### Exercise details
Using the article on the butterfly habitat threatened by the opencast mine, explain in one to three sentences why the site near Cefn Cribwr is unlikely ever to return to its original condition.

### Given passage
Stay up to date with notifications from The Independent

Notifications can be managed in browser preferences.

Rare butterfly habitat faces threat from opencast mine: British Coal's relationship with a Welsh wildlife group is causing concern. Peter Dunn reports

Peter Dunn
Sunday 20 June 1993 23:02 BST
Comments

ENGLISH NATURE struck a deal with British Coal's opencast operators BCO last week, designed to 'conserve, create and improve the natural habitat in coalfield areas'. The deal has been received with mixed feelings by conservationists in Glamorgan, South Wales.

The scheme aims, through joint initiatives between the Government's adviser on nature conservation and British Coal Opencast, to rehabilitate land no longer used for mining. It was said to be 'the first of its kind with a major industry'.

But in a damp valley near Cefn Cribwr, Bridgend, BCO's ambition to tear out 124 acres (50 hectares) of ancient woodland, orchid meadow and the habitat of the rare marsh fritillary butterfly has been dogged by controversy since a public inquiry into the scheme two summers ago.

The inquiry inspector's report is now with John Redwood, the Secretary of State for Wales, whose final decision for or against the development is said to be 'imminent'.

The marsh fritillary is one of the most rapidly declining butterflies in Europe. Its presence near Cefn Cribwr, breeding on its vulnerable food source, devil's bit scabious, qualifies the site as one of regional importance. Massive earth moving, with its juggling of water tables and geological strata, makes it unlikely that the butterfly's habitat would ever return to its original condition.

Collected data entries:
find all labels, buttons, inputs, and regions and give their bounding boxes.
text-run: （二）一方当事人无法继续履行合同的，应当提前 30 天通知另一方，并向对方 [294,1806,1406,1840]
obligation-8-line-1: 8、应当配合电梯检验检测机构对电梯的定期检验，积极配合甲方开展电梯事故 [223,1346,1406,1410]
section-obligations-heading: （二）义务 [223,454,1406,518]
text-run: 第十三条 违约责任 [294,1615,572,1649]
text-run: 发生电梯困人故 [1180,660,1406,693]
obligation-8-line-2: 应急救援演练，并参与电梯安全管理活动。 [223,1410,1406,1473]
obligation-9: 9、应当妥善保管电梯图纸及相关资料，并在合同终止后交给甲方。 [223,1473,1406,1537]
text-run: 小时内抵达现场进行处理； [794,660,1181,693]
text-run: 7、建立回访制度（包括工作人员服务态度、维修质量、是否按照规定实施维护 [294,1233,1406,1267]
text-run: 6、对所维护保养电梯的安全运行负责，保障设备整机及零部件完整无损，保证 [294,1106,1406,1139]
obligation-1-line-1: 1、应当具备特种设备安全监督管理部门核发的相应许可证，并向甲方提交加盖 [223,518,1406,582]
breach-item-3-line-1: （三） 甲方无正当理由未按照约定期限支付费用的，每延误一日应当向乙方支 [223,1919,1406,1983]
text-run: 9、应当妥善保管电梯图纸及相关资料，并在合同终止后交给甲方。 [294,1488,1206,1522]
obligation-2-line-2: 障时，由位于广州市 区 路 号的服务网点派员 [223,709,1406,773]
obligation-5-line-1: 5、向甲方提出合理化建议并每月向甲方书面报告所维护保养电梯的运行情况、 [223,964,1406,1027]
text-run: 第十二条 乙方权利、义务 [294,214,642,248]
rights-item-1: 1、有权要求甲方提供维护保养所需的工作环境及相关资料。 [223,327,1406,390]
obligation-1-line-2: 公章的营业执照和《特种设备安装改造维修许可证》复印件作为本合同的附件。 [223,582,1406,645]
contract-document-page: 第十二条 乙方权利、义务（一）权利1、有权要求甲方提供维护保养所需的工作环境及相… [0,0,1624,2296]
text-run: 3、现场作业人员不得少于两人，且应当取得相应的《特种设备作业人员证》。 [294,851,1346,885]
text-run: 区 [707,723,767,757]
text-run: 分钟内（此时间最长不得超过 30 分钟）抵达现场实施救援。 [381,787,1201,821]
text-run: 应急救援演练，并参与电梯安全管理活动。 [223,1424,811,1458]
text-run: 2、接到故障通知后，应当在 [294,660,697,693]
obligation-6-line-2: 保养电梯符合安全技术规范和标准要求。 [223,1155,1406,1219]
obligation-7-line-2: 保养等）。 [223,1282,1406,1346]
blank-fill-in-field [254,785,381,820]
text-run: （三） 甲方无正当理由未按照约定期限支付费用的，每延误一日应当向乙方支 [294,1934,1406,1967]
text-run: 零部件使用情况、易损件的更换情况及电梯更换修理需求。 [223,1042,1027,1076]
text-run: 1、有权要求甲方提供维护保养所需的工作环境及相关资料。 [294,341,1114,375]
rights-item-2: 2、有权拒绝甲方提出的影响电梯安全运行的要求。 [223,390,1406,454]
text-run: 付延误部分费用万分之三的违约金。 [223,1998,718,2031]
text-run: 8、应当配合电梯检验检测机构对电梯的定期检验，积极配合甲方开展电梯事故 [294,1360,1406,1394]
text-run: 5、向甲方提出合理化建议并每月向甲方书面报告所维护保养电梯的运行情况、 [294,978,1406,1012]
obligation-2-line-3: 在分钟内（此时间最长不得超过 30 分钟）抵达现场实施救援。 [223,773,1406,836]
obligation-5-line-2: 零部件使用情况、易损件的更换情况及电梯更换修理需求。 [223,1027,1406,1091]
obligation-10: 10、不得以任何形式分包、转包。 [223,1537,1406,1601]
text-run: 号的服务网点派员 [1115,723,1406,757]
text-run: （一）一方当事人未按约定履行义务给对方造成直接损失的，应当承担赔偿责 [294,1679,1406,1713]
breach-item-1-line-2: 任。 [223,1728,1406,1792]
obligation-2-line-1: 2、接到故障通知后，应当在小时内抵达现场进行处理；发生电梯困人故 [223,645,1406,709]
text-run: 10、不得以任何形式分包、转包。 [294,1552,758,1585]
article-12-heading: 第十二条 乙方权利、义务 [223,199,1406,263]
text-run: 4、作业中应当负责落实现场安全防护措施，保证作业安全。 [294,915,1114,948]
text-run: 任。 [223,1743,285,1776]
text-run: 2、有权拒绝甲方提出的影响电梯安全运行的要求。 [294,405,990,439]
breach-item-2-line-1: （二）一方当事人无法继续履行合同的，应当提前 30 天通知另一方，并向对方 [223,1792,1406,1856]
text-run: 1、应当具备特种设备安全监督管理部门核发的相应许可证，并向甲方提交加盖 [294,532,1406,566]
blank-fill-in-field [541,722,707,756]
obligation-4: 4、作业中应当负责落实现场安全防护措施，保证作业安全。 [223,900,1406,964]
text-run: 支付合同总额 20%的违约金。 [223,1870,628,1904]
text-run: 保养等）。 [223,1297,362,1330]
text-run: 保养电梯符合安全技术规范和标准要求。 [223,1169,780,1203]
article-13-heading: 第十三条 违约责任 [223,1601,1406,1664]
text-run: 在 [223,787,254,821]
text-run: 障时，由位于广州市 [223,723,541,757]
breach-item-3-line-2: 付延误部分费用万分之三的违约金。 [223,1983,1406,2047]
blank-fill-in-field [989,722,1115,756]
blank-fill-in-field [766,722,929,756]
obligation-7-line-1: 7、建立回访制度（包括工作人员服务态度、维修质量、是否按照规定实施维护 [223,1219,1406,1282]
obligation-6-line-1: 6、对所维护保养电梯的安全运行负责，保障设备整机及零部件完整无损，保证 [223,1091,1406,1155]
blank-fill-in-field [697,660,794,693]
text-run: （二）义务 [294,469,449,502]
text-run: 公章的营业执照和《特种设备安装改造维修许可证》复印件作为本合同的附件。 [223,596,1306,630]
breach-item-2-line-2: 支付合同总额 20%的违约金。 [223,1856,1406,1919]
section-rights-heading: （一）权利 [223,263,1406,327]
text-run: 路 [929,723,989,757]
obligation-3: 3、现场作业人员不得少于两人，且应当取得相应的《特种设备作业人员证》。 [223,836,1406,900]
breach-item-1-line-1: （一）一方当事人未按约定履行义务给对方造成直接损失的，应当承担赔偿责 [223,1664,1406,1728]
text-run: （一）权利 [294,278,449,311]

### Exercise answer
The mine would involve massive earth moving, which would disturb the water tables and the geological strata. That makes it unlikely the marsh fritillary's habitat would ever return to its original condition.